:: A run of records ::

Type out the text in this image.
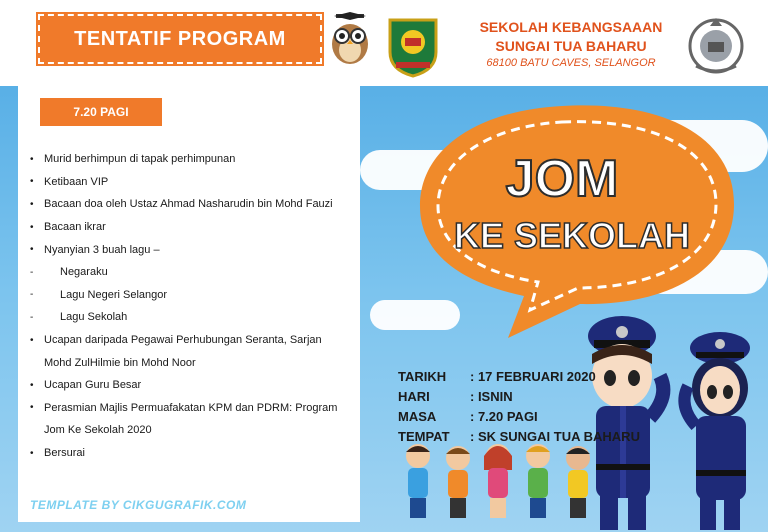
TENTATIF PROGRAM
SEKOLAH KEBANGSAAAN
SUNGAI TUA BAHARU
68100 BATU CAVES, SELANGOR
7.20 PAGI
• Murid berhimpun di tapak perhimpunan
• Ketibaan VIP
• Bacaan doa oleh Ustaz Ahmad Nasharudin bin Mohd Fauzi
• Bacaan ikrar
• Nyanyian 3 buah lagu –
-	Negaraku
-	Lagu Negeri Selangor
-	Lagu Sekolah
• Ucapan daripada Pegawai Perhubungan Seranta, Sarjan
Mohd ZulHilmie bin Mohd Noor
• Ucapan Guru Besar
• Perasmian Majlis Permuafakatan KPM dan PDRM: Program
Jom Ke Sekolah 2020
• Bersurai
TEMPLATE BY CIKGUGRAFIK.COM
JOM
KE SEKOLAH
TARIKH	: 17 FEBRUARI 2020
HARI	: ISNIN
MASA	: 7.20 PAGI
TEMPAT	: SK SUNGAI TUA BAHARU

:: EXERCISE REQUIREMENTS ::
Every line of the data above should be quoted exactly. Omit the pictures.

:: ANSWER BELOW ::
Type out the text in this image.
TENTATIF PROGRAM
SEKOLAH KEBANGSAAAN
SUNGAI TUA BAHARU
68100 BATU CAVES, SELANGOR
7.20 PAGI
• Murid berhimpun di tapak perhimpunan
• Ketibaan VIP
• Bacaan doa oleh Ustaz Ahmad Nasharudin bin Mohd Fauzi
• Bacaan ikrar
• Nyanyian 3 buah lagu –
-	Negaraku
-	Lagu Negeri Selangor
-	Lagu Sekolah
• Ucapan daripada Pegawai Perhubungan Seranta, Sarjan
Mohd ZulHilmie bin Mohd Noor
• Ucapan Guru Besar
• Perasmian Majlis Permuafakatan KPM dan PDRM: Program
Jom Ke Sekolah 2020
• Bersurai
TEMPLATE BY CIKGUGRAFIK.COM
JOM
KE SEKOLAH
TARIKH	: 17 FEBRUARI 2020
HARI	: ISNIN
MASA	: 7.20 PAGI
TEMPAT	: SK SUNGAI TUA BAHARU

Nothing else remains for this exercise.